* _TASK GOAL_
Only a number is wanted: the count of lines in this listing that contain "Tech".

* _RECORDS SUPPLIED_
* begin *

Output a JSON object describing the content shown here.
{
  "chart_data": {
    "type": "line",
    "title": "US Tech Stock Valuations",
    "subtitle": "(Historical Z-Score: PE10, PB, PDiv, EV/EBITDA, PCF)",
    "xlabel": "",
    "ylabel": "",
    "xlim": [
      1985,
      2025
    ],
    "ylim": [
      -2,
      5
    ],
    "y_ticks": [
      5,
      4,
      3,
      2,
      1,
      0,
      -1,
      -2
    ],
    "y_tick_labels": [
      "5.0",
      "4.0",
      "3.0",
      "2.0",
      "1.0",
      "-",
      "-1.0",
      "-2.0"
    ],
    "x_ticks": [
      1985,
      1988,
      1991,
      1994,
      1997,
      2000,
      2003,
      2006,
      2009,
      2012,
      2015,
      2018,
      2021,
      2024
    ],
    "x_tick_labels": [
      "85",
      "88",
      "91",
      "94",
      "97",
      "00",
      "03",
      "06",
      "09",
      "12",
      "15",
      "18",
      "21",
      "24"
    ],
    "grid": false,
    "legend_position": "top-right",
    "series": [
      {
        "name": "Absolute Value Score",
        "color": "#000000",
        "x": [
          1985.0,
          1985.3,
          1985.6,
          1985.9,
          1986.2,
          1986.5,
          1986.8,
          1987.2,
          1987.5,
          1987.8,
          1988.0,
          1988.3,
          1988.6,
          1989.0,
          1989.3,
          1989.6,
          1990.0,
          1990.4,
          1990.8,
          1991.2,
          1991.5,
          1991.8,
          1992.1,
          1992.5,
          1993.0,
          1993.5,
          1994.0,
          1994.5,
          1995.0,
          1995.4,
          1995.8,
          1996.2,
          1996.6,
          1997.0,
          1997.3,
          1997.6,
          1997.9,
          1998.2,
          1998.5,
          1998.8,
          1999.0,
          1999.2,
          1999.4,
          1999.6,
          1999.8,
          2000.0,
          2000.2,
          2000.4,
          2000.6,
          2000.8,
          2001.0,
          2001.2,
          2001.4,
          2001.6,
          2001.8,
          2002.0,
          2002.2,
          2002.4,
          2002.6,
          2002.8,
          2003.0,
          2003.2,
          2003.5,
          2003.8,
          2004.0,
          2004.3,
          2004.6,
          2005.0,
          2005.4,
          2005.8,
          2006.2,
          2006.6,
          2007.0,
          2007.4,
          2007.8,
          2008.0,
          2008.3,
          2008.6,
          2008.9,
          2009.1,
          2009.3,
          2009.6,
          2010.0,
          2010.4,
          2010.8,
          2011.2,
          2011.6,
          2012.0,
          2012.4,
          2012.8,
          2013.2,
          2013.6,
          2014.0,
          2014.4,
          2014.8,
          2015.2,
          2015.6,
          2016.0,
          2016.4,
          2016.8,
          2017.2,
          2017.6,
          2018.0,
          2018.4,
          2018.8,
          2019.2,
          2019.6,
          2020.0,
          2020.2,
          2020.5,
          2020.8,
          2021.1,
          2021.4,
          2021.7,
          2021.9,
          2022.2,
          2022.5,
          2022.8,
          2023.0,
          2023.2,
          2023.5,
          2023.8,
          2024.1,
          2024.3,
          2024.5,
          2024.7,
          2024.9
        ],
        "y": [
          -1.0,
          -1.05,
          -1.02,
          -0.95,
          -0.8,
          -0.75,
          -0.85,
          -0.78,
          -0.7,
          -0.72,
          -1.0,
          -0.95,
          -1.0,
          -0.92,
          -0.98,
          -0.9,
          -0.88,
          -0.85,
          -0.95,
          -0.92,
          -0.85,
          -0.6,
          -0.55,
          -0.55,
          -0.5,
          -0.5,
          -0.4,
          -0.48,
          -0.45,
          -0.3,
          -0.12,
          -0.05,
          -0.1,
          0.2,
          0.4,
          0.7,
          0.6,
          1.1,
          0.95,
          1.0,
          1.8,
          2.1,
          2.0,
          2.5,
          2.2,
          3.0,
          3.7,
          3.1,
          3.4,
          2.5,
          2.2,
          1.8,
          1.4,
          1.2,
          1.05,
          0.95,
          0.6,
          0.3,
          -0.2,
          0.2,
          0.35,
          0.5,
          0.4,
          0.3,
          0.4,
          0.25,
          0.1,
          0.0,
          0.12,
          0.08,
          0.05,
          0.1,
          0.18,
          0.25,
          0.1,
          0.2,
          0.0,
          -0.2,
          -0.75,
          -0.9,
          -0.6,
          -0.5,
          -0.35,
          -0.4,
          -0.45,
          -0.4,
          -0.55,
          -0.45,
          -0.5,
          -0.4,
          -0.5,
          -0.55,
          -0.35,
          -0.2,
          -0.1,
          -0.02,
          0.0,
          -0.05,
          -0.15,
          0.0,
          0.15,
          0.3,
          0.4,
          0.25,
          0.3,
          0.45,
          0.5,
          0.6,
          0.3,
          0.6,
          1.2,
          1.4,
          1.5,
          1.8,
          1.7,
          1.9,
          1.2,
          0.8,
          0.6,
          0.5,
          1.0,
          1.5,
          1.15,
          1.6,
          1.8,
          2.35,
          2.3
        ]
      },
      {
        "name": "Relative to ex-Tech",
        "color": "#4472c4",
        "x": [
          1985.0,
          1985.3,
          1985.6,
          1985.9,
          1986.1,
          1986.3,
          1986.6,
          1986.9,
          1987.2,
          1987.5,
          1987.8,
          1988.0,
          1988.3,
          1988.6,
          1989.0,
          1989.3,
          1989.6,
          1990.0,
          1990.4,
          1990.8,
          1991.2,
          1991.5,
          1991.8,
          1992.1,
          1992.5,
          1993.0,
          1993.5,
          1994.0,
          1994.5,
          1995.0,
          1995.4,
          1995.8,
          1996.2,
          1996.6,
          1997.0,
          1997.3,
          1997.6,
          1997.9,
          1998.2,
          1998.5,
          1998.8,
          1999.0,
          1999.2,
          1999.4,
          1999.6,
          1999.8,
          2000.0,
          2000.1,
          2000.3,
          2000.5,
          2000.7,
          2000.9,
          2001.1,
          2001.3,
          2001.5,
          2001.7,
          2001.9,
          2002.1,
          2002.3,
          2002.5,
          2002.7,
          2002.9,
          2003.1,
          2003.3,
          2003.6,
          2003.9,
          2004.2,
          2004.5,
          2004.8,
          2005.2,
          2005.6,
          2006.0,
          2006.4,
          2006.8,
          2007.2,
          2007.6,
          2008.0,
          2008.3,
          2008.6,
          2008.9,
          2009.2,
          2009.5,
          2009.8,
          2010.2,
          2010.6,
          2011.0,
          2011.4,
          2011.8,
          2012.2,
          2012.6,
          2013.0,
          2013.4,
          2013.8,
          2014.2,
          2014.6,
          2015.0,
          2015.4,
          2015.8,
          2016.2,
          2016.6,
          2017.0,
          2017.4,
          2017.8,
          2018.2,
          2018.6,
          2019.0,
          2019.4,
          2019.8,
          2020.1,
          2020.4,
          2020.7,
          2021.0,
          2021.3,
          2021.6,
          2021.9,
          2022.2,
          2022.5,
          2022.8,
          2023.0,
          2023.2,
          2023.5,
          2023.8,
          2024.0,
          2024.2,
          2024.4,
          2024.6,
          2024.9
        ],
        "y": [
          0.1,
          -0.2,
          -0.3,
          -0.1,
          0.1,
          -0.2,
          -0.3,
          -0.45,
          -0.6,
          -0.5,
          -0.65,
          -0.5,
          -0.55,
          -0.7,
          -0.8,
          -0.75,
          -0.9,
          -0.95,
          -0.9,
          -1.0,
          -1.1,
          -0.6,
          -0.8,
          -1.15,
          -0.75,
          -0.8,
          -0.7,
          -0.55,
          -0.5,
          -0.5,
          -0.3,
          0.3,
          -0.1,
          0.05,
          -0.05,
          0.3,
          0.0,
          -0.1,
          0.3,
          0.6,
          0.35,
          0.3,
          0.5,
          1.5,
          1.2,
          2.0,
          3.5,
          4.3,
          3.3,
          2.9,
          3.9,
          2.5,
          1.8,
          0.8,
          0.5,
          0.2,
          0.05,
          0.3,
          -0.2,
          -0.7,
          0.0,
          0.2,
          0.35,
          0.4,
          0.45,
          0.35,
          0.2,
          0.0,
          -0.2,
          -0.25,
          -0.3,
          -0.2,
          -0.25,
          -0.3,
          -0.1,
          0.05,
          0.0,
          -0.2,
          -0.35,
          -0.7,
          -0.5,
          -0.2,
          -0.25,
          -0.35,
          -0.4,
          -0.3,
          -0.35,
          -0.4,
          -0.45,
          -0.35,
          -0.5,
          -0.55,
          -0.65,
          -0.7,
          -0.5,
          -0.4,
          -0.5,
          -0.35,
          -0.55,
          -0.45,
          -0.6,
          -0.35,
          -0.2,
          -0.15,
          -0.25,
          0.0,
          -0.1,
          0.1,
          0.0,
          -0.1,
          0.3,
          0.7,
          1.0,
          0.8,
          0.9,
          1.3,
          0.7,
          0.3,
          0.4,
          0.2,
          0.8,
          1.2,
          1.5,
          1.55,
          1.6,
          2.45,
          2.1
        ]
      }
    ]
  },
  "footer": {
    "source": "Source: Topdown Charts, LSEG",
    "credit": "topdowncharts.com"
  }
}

* end *

* _OUTPUT OF THE TASK_
2